# Required action
Copy out all the lines of the data that hold the word "Clinicals".

(Data excerpts)

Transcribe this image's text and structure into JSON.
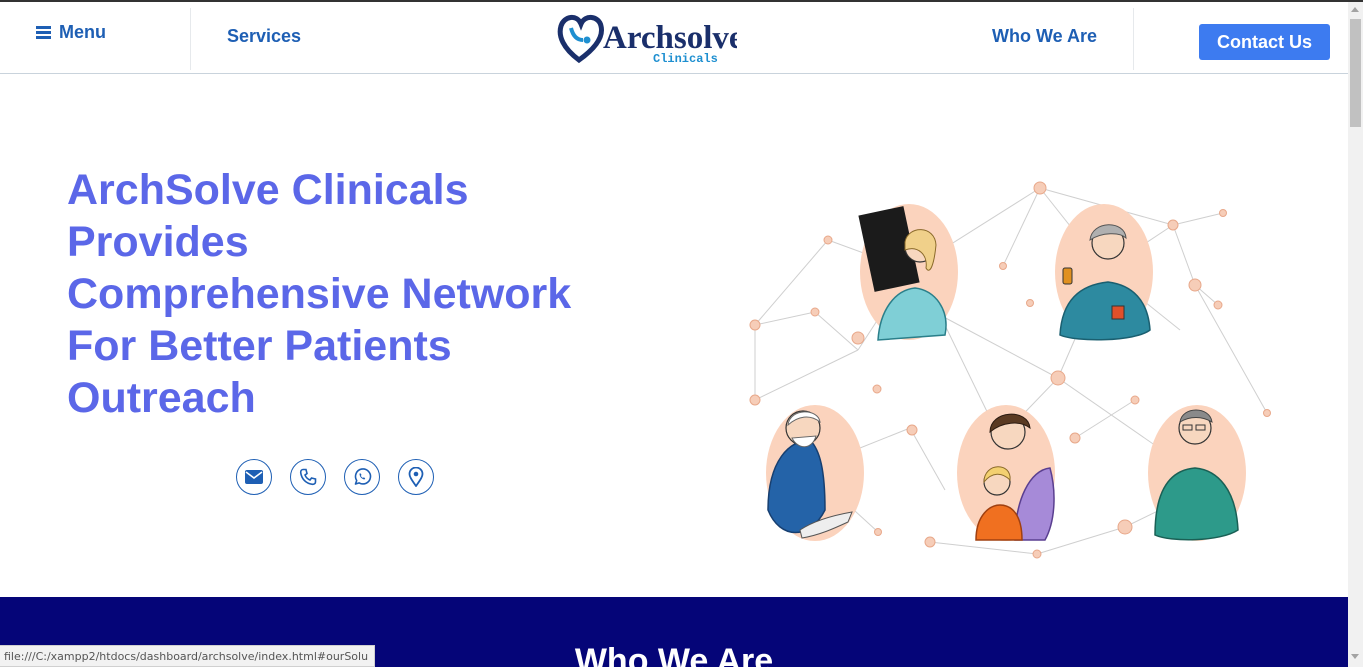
{
  "header": {
    "menu_label": "Menu",
    "nav_services": "Services",
    "logo_main": "Archsolve",
    "logo_sub": "Clinicals",
    "nav_who": "Who We Are",
    "contact_label": "Contact Us"
  },
  "hero": {
    "title_lines": [
      "ArchSolve Clinicals",
      "Provides",
      "Comprehensive Network",
      "For Better Patients",
      "Outreach"
    ],
    "social_icons": [
      "envelope-icon",
      "phone-icon",
      "whatsapp-icon",
      "location-pin-icon"
    ]
  },
  "section": {
    "who_title": "Who We Are"
  },
  "status": {
    "url": "file:///C:/xampp2/htdocs/dashboard/archsolve/index.html#ourSolu"
  },
  "colors": {
    "accent": "#5b67e8",
    "nav": "#1e5fb4",
    "button": "#3d7bf0",
    "band": "#050578"
  }
}
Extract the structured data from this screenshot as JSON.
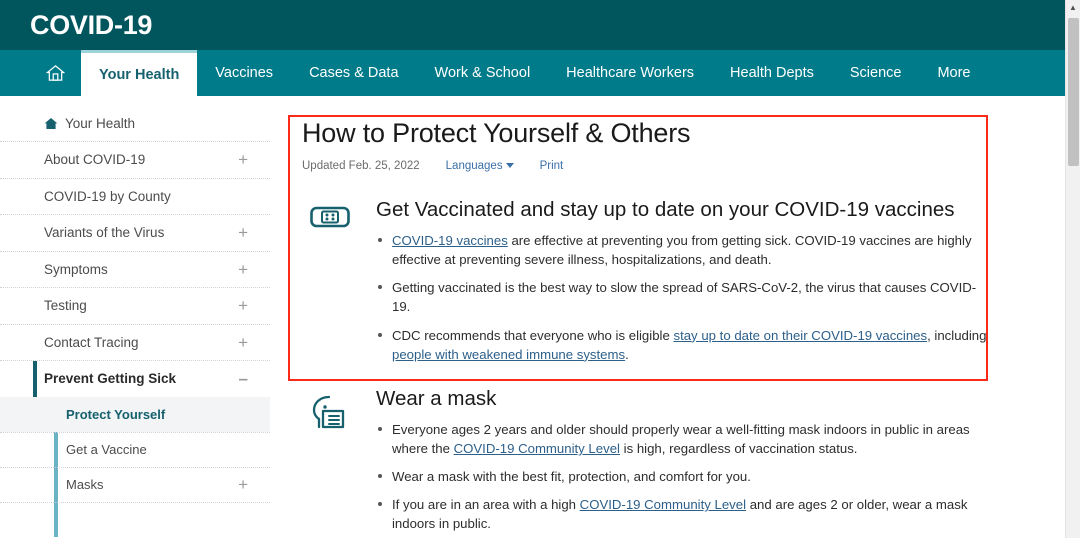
{
  "masthead": {
    "title": "COVID-19"
  },
  "nav": {
    "home_icon": "home-icon",
    "items": [
      {
        "label": "Your Health",
        "active": true
      },
      {
        "label": "Vaccines",
        "active": false
      },
      {
        "label": "Cases & Data",
        "active": false
      },
      {
        "label": "Work & School",
        "active": false
      },
      {
        "label": "Healthcare Workers",
        "active": false
      },
      {
        "label": "Health Depts",
        "active": false
      },
      {
        "label": "Science",
        "active": false
      },
      {
        "label": "More",
        "active": false
      }
    ]
  },
  "sidebar": {
    "home_label": "Your Health",
    "home_icon": "home-filled-icon",
    "items": [
      {
        "label": "About COVID-19",
        "toggle": "+"
      },
      {
        "label": "COVID-19 by County",
        "toggle": ""
      },
      {
        "label": "Variants of the Virus",
        "toggle": "+"
      },
      {
        "label": "Symptoms",
        "toggle": "+"
      },
      {
        "label": "Testing",
        "toggle": "+"
      },
      {
        "label": "Contact Tracing",
        "toggle": "+"
      },
      {
        "label": "Prevent Getting Sick",
        "toggle": "–",
        "expanded": true
      }
    ],
    "subitems": [
      {
        "label": "Protect Yourself",
        "toggle": "",
        "current": true
      },
      {
        "label": "Get a Vaccine",
        "toggle": ""
      },
      {
        "label": "Masks",
        "toggle": "+"
      }
    ]
  },
  "content": {
    "title": "How to Protect Yourself & Others",
    "updated": "Updated Feb. 25, 2022",
    "languages_label": "Languages",
    "print_label": "Print",
    "sections": [
      {
        "icon": "bandage-icon",
        "title": "Get Vaccinated and stay up to date on your COVID-19 vaccines",
        "bullets": [
          [
            {
              "t": "link",
              "text": "COVID-19 vaccines"
            },
            {
              "t": "text",
              "text": " are effective at preventing you from getting sick. COVID-19 vaccines are highly effective at preventing severe illness, hospitalizations, and death."
            }
          ],
          [
            {
              "t": "text",
              "text": "Getting vaccinated is the best way to slow the spread of SARS-CoV-2, the virus that causes COVID-19."
            }
          ],
          [
            {
              "t": "text",
              "text": "CDC recommends that everyone who is eligible "
            },
            {
              "t": "link",
              "text": "stay up to date on their COVID-19 vaccines"
            },
            {
              "t": "text",
              "text": ", including "
            },
            {
              "t": "link",
              "text": "people with weakened immune systems"
            },
            {
              "t": "text",
              "text": "."
            }
          ]
        ]
      },
      {
        "icon": "face-mask-icon",
        "title": "Wear a mask",
        "bullets": [
          [
            {
              "t": "text",
              "text": "Everyone ages 2 years and older should properly wear a well-fitting mask indoors in public in areas where the "
            },
            {
              "t": "link",
              "text": "COVID-19 Community Level"
            },
            {
              "t": "text",
              "text": " is high, regardless of vaccination status."
            }
          ],
          [
            {
              "t": "text",
              "text": "Wear a mask with the best fit, protection, and comfort for you."
            }
          ],
          [
            {
              "t": "text",
              "text": "If you are in an area with a high "
            },
            {
              "t": "link",
              "text": "COVID-19 Community Level"
            },
            {
              "t": "text",
              "text": " and are ages 2 or older, wear a mask indoors in public."
            }
          ]
        ]
      }
    ]
  },
  "annotation": {
    "color": "#fc2a18"
  },
  "scrollbar": {
    "up_arrow": "▲"
  },
  "colors": {
    "masthead_bg": "#00565c",
    "nav_bg": "#007b8a",
    "accent_teal": "#17616e",
    "link_blue": "#2c5f8a",
    "annotation_red": "#fc2a18"
  }
}
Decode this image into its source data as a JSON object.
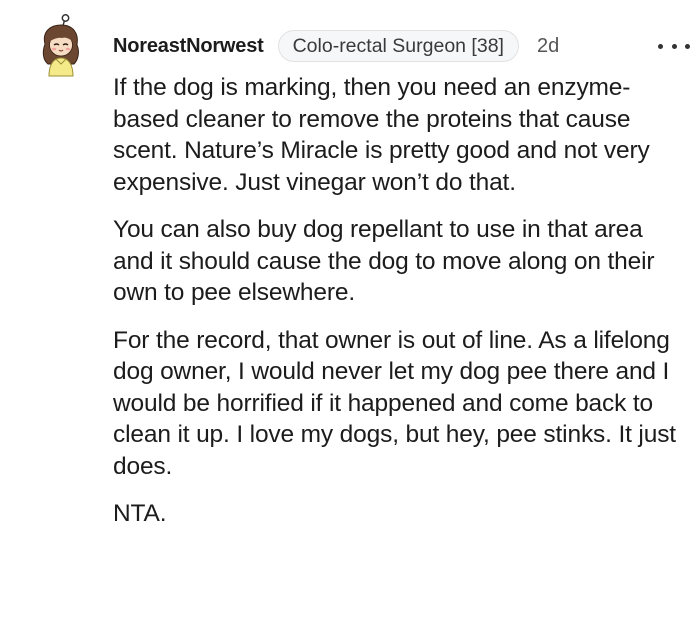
{
  "comment": {
    "username": "NoreastNorwest",
    "flair": "Colo-rectal Surgeon [38]",
    "timestamp": "2d",
    "more_icon": "more-horizontal-icon",
    "avatar_icon": "avatar-icon",
    "paragraphs": [
      "If the dog is marking, then you need an enzyme-based cleaner to remove the proteins that cause scent. Nature’s Miracle is pretty good and not very expensive. Just vinegar won’t do that.",
      "You can also buy dog repellant to use in that area and it should cause the dog to move along on their own to pee elsewhere.",
      "For the record, that owner is out of line. As a lifelong dog owner, I would never let my dog pee there and I would be horrified if it happened and come back to clean it up. I love my dogs, but hey, pee stinks. It just does.",
      "NTA."
    ]
  },
  "colors": {
    "text": "#1c1c1c",
    "flair_bg": "#f6f7f8",
    "flair_border": "#e2e2e2",
    "timestamp": "#555555"
  }
}
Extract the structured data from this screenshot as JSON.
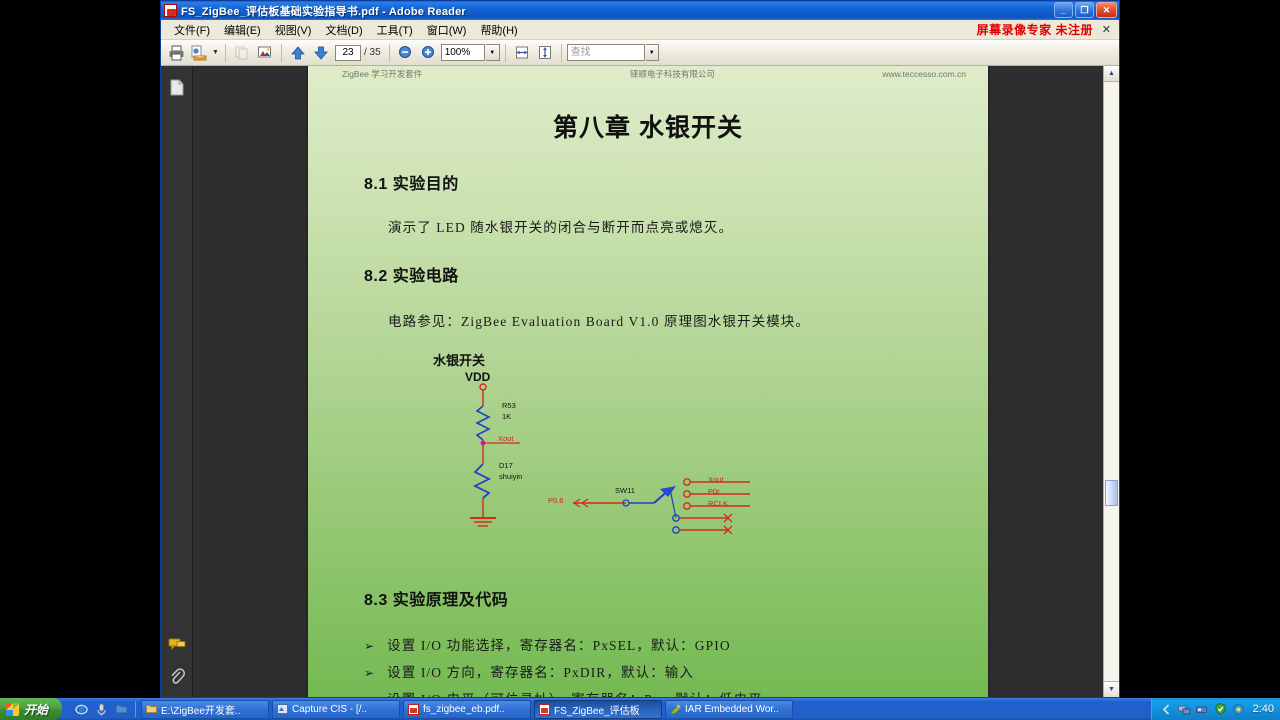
{
  "window": {
    "title": "FS_ZigBee_评估板基础实验指导书.pdf - Adobe Reader",
    "minimize_label": "_",
    "restore_label": "❐",
    "close_label": "✕"
  },
  "menubar": {
    "items": [
      {
        "label": "文件(F)"
      },
      {
        "label": "编辑(E)"
      },
      {
        "label": "视图(V)"
      },
      {
        "label": "文档(D)"
      },
      {
        "label": "工具(T)"
      },
      {
        "label": "窗口(W)"
      },
      {
        "label": "帮助(H)"
      }
    ],
    "banner": "屏幕录像专家  未注册",
    "banner_close": "✕",
    "banner_color": "#e00000"
  },
  "toolbar": {
    "print_icon": "printer-icon",
    "email_icon": "email-document-icon",
    "copy_icon": "copy-icon",
    "snapshot_icon": "snapshot-icon",
    "prev_icon": "previous-page-icon",
    "next_icon": "next-page-icon",
    "page_value": "23",
    "page_total": "/ 35",
    "zoom_out_icon": "zoom-out-icon",
    "zoom_in_icon": "zoom-in-icon",
    "zoom_value": "100%",
    "zoom_caret": "▼",
    "fit_width_icon": "fit-width-icon",
    "fit_page_icon": "fit-page-icon",
    "find_placeholder": "查找",
    "find_caret": "▼",
    "dropdown_caret": "▼"
  },
  "navpane": {
    "pages_icon": "pages-panel-icon",
    "comments_icon": "comments-panel-icon",
    "attachments_icon": "attachments-panel-icon"
  },
  "document": {
    "header_left": "ZigBee 学习开发套件",
    "header_center": "铎顺电子科技有限公司",
    "header_right": "www.teccesso.com.cn",
    "title": "第八章  水银开关",
    "sections": [
      {
        "heading": "8.1  实验目的",
        "paragraph": "演示了 LED 随水银开关的闭合与断开而点亮或熄灭。"
      },
      {
        "heading": "8.2  实验电路",
        "paragraph": "电路参见：ZigBee Evaluation Board V1.0 原理图水银开关模块。"
      },
      {
        "heading": "8.3  实验原理及代码",
        "bullets": [
          "设置 I/O 功能选择，寄存器名：PxSEL，默认：GPIO",
          "设置 I/O 方向，寄存器名：PxDIR，默认：输入",
          "设置 I/O 电平（可位寻址），寄存器名：Px，默认：低电平"
        ],
        "bullet_marker": "➢"
      }
    ],
    "circuit": {
      "caption": "水银开关",
      "labels": {
        "vdd": "VDD",
        "r53": "R53",
        "r53_value": "1K",
        "net_xout": "Xout",
        "d17": "D17",
        "d17_value": "shuiyin",
        "sw11": "SW11",
        "port": "P0.6",
        "pin1": "Xout",
        "pin2": "P0r",
        "pin3": "RCLK"
      },
      "wire_color": "#d42b1e",
      "part_color": "#2040cc",
      "net_color": "#d42b1e"
    }
  },
  "scrollbar": {
    "up_arrow": "▲",
    "down_arrow": "▼"
  },
  "taskbar": {
    "start_label": "开始",
    "quick_launch": [
      {
        "name": "ie-icon"
      },
      {
        "name": "media-player-icon"
      },
      {
        "name": "folder-icon"
      }
    ],
    "tasks": [
      {
        "label": "E:\\ZigBee开发套..",
        "icon": "folder-icon",
        "active": false
      },
      {
        "label": "Capture CIS - [/..",
        "icon": "capture-icon",
        "active": false
      },
      {
        "label": "fs_zigbee_eb.pdf..",
        "icon": "pdf-icon",
        "active": false
      },
      {
        "label": "FS_ZigBee_评估板",
        "icon": "pdf-icon",
        "active": true
      },
      {
        "label": "IAR Embedded Wor..",
        "icon": "iar-icon",
        "active": false
      }
    ],
    "tray_icons": [
      "show-desktop-icon",
      "network-icon",
      "usb-icon",
      "shield-icon",
      "antivirus-icon"
    ],
    "clock": "2:40"
  }
}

# Exercise result
    "logo_sub": "Clinicals",
      "ArchSolve Clinicals",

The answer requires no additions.